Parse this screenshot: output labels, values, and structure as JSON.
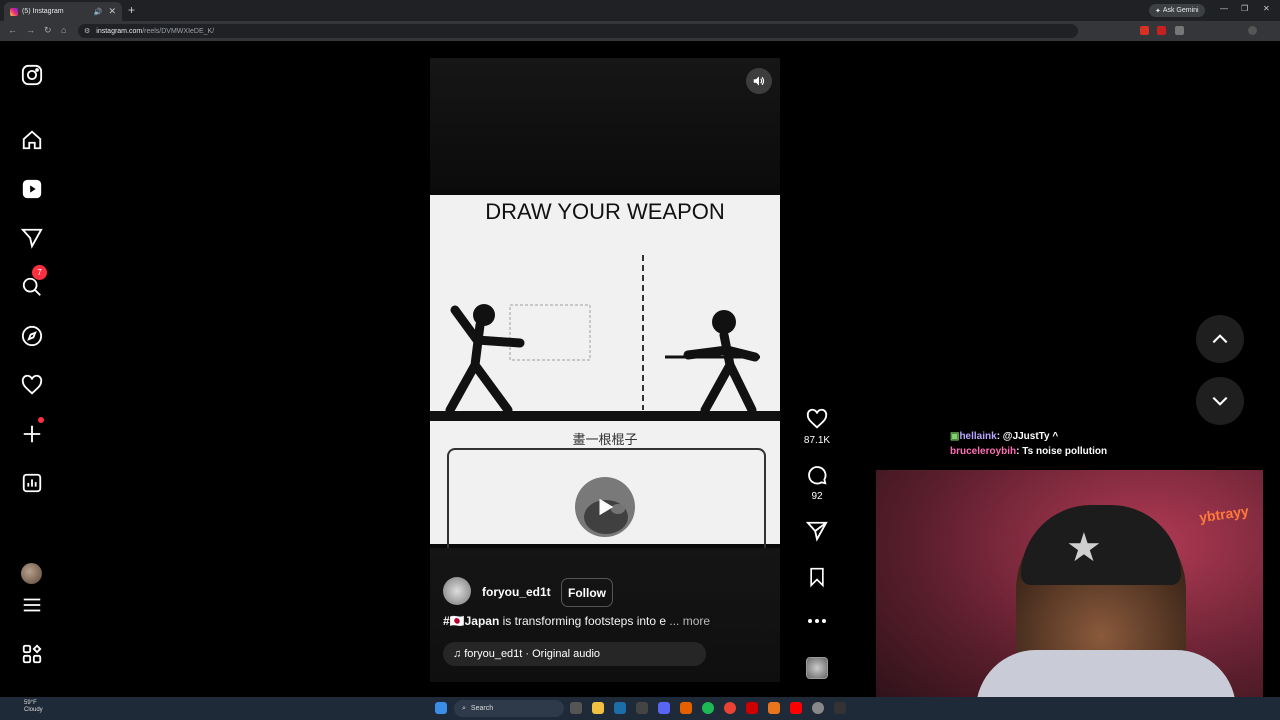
{
  "browser": {
    "tab_title": "(5) Instagram",
    "url_host": "instagram.com",
    "url_path": "/reels/DVMWXIeDE_K/",
    "ask_gemini": "Ask Gemini"
  },
  "reel": {
    "video_title": "DRAW YOUR WEAPON",
    "video_subtitle": "畫一根棍子",
    "username": "foryou_ed1t",
    "follow_label": "Follow",
    "caption_tag": "#🇯🇵Japan",
    "caption_text": " is transforming footsteps into e ",
    "caption_more": "... more",
    "audio_label": "foryou_ed1t · Original audio",
    "likes": "87.1K",
    "comments": "92"
  },
  "sidebar": {
    "messages_badge": "7"
  },
  "chat": [
    {
      "user": "hellaink",
      "message": ": @JJustTy ^",
      "color": "#b7a6ff"
    },
    {
      "user": "bruceleroybih",
      "message": ": Ts noise pollution",
      "color": "#ff6fb5"
    }
  ],
  "webcam": {
    "neon_text": "ybtrayy"
  },
  "taskbar": {
    "weather_temp": "59°F",
    "weather_desc": "Cloudy",
    "search_placeholder": "Search"
  },
  "colors": {
    "instagram_bg": "#000000",
    "badge_red": "#ff3040",
    "chrome_dark": "#202124"
  },
  "icons": [
    "instagram-icon",
    "home-icon",
    "reels-icon",
    "messages-icon",
    "search-icon",
    "explore-icon",
    "notifications-icon",
    "create-icon",
    "dashboard-icon",
    "menu-icon",
    "more-apps-icon",
    "heart-icon",
    "comment-icon",
    "share-icon",
    "bookmark-icon",
    "more-icon",
    "volume-icon",
    "play-icon",
    "chevron-up-icon",
    "chevron-down-icon"
  ]
}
--------------------
Work to complete>
The records above are to be quoted exactly, with all pictures left out.

Full output>
Parse this screenshot: output labels, values, and structure as JSON.
{
  "browser": {
    "tab_title": "(5) Instagram",
    "url_host": "instagram.com",
    "url_path": "/reels/DVMWXIeDE_K/",
    "ask_gemini": "Ask Gemini"
  },
  "reel": {
    "video_title": "DRAW YOUR WEAPON",
    "video_subtitle": "畫一根棍子",
    "username": "foryou_ed1t",
    "follow_label": "Follow",
    "caption_tag": "#🇯🇵Japan",
    "caption_text": " is transforming footsteps into e ",
    "caption_more": "... more",
    "audio_label": "foryou_ed1t · Original audio",
    "likes": "87.1K",
    "comments": "92"
  },
  "sidebar": {
    "messages_badge": "7"
  },
  "chat": [
    {
      "user": "hellaink",
      "message": ": @JJustTy ^",
      "color": "#b7a6ff"
    },
    {
      "user": "bruceleroybih",
      "message": ": Ts noise pollution",
      "color": "#ff6fb5"
    }
  ],
  "webcam": {
    "neon_text": "ybtrayy"
  },
  "taskbar": {
    "weather_temp": "59°F",
    "weather_desc": "Cloudy",
    "search_placeholder": "Search"
  },
  "colors": {
    "instagram_bg": "#000000",
    "badge_red": "#ff3040",
    "chrome_dark": "#202124"
  },
  "icons": [
    "instagram-icon",
    "home-icon",
    "reels-icon",
    "messages-icon",
    "search-icon",
    "explore-icon",
    "notifications-icon",
    "create-icon",
    "dashboard-icon",
    "menu-icon",
    "more-apps-icon",
    "heart-icon",
    "comment-icon",
    "share-icon",
    "bookmark-icon",
    "more-icon",
    "volume-icon",
    "play-icon",
    "chevron-up-icon",
    "chevron-down-icon"
  ]
}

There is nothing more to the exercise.